Can you edit the records below so that every "panel background" becomes "panel backdrop", with everything else left unchanged and the pictures left out?

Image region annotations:
──────────────────────────────

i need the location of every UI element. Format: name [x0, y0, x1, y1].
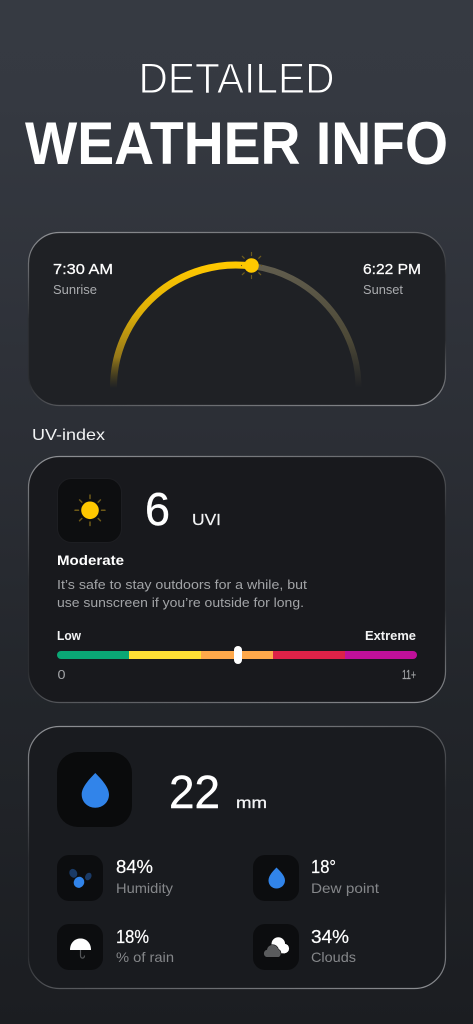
panel background [28, 726, 446, 988]
precipitation amount [169, 766, 267, 818]
uv scale: Low [57, 629, 81, 643]
stat: clouds: Clouds [311, 949, 356, 965]
stat: humidity: Humidity [116, 880, 173, 896]
stat: dew point: 18° [311, 857, 336, 877]
uv level description: It’s safe to stay outdoors for a while, but [57, 577, 307, 592]
stat: chance of rain: % of rain [116, 949, 174, 965]
heading: uv-index: UV-index [32, 427, 105, 444]
icon: umbrella [57, 924, 103, 970]
uv value: UVI [192, 512, 221, 529]
stat: humidity [57, 855, 173, 901]
stat: clouds: 34% [311, 927, 349, 947]
icon: large water drop [57, 752, 132, 827]
stat: chance of rain [57, 924, 174, 970]
stat: dew point: Dew point [311, 880, 379, 896]
stat: humidity: 84% [116, 857, 153, 877]
uv scale: 0 [58, 667, 66, 682]
panel: precipitation details [28, 726, 446, 988]
icon: clouds [253, 924, 299, 970]
precipitation amount: mm [236, 795, 267, 812]
title line: detailed: DETAILED [138, 55, 334, 103]
sunrise time: 7:30 AM [53, 261, 113, 278]
sunrise time: Sunrise [53, 282, 97, 297]
icon: sun [58, 478, 122, 542]
uv level description: use sunscreen if you’re outside for long. [57, 595, 304, 610]
uv level description: Moderate [57, 552, 124, 568]
stat: dew point [253, 855, 379, 901]
title [25, 55, 448, 177]
panel background [28, 456, 446, 702]
sunset time [363, 261, 421, 297]
sun path remaining arc [251, 266, 359, 388]
sunrise time [53, 261, 113, 297]
uv scale: Extreme [365, 629, 416, 643]
precipitation amount: 22 [169, 766, 220, 818]
panel: sunrise and sunset [28, 232, 446, 406]
title line: weather info: WEATHER INFO [25, 110, 448, 177]
scale thumb [234, 646, 242, 664]
sunset time: Sunset [363, 282, 403, 297]
sun path elapsed arc [113, 265, 251, 388]
sunset time: 6:22 PM [363, 261, 421, 278]
icon: sun position [242, 252, 262, 278]
stat: chance of rain: 18% [116, 927, 149, 947]
uv level description [57, 552, 307, 610]
panel: uv index [28, 456, 446, 702]
uv value: 6 [145, 483, 170, 535]
stat: clouds [253, 924, 356, 970]
icon: humidity drops [57, 855, 103, 901]
icon: dew drop [253, 855, 299, 901]
uv value [145, 483, 221, 535]
panel background [28, 232, 446, 406]
uv scale: 11+ [402, 667, 416, 682]
uv scale [57, 629, 417, 682]
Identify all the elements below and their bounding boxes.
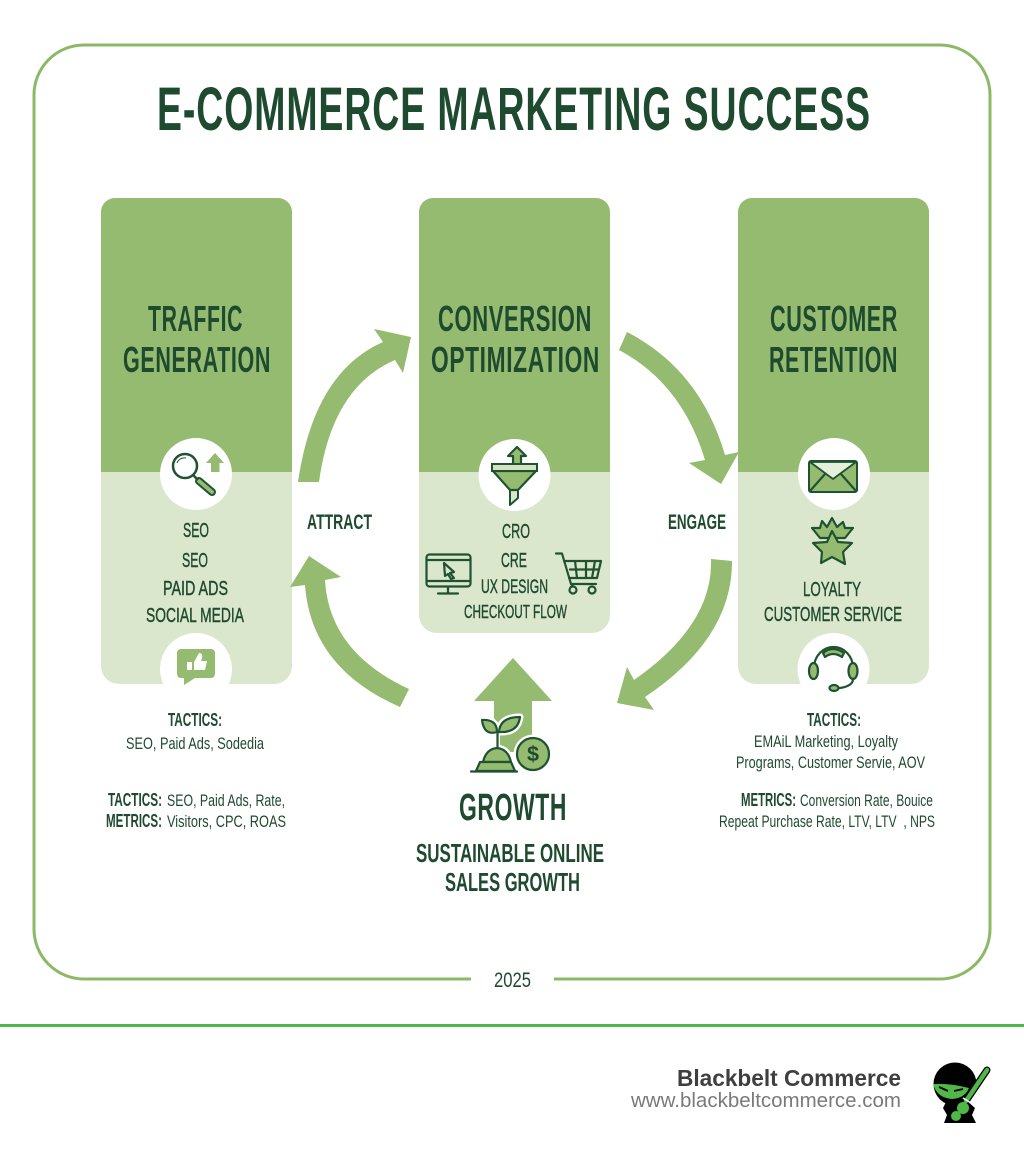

──────────────────────────────

#### [WRITTEN REPLY]
i need the location of every UI element. Format: name [x0, y0, x1, y1].
panel backdrop [28, 726, 446, 988]
precipitation amount [169, 766, 267, 818]
uv scale: Low [57, 629, 81, 643]
stat: clouds: Clouds [311, 949, 356, 965]
stat: humidity: Humidity [116, 880, 173, 896]
stat: dew point: 18° [311, 857, 336, 877]
uv level description: It’s safe to stay outdoors for a while, but [57, 577, 307, 592]
stat: chance of rain: % of rain [116, 949, 174, 965]
heading: uv-index: UV-index [32, 427, 105, 444]
icon: umbrella [57, 924, 103, 970]
uv value: UVI [192, 512, 221, 529]
stat: humidity [57, 855, 173, 901]
stat: clouds: 34% [311, 927, 349, 947]
icon: large water drop [57, 752, 132, 827]
stat: chance of rain [57, 924, 174, 970]
stat: dew point: Dew point [311, 880, 379, 896]
stat: humidity: 84% [116, 857, 153, 877]
uv scale: 0 [58, 667, 66, 682]
panel: precipitation details [28, 726, 446, 988]
icon: clouds [253, 924, 299, 970]
precipitation amount: mm [236, 795, 267, 812]
title line: detailed: DETAILED [138, 55, 334, 103]
sunrise time: 7:30 AM [53, 261, 113, 278]
sunrise time: Sunrise [53, 282, 97, 297]
icon: sun [58, 478, 122, 542]
uv level description: use sunscreen if you’re outside for long. [57, 595, 304, 610]
uv level description: Moderate [57, 552, 124, 568]
stat: dew point [253, 855, 379, 901]
title [25, 55, 448, 177]
panel backdrop [28, 456, 446, 702]
sunset time [363, 261, 421, 297]
sun path remaining arc [251, 266, 359, 388]
sunrise time [53, 261, 113, 297]
uv scale: Extreme [365, 629, 416, 643]
precipitation amount: 22 [169, 766, 220, 818]
panel: sunrise and sunset [28, 232, 446, 406]
title line: weather info: WEATHER INFO [25, 110, 448, 177]
scale thumb [234, 646, 242, 664]
sunset time: Sunset [363, 282, 403, 297]
sun path elapsed arc [113, 265, 251, 388]
sunset time: 6:22 PM [363, 261, 421, 278]
icon: sun position [242, 252, 262, 278]
stat: chance of rain: 18% [116, 927, 149, 947]
uv level description [57, 552, 307, 610]
panel: uv index [28, 456, 446, 702]
uv value: 6 [145, 483, 170, 535]
stat: clouds [253, 924, 356, 970]
icon: humidity drops [57, 855, 103, 901]
icon: dew drop [253, 855, 299, 901]
uv value [145, 483, 221, 535]
panel backdrop [28, 232, 446, 406]
uv scale: 11+ [402, 667, 416, 682]
uv scale [57, 629, 417, 682]
Identify all the elements below and their bounding boxes.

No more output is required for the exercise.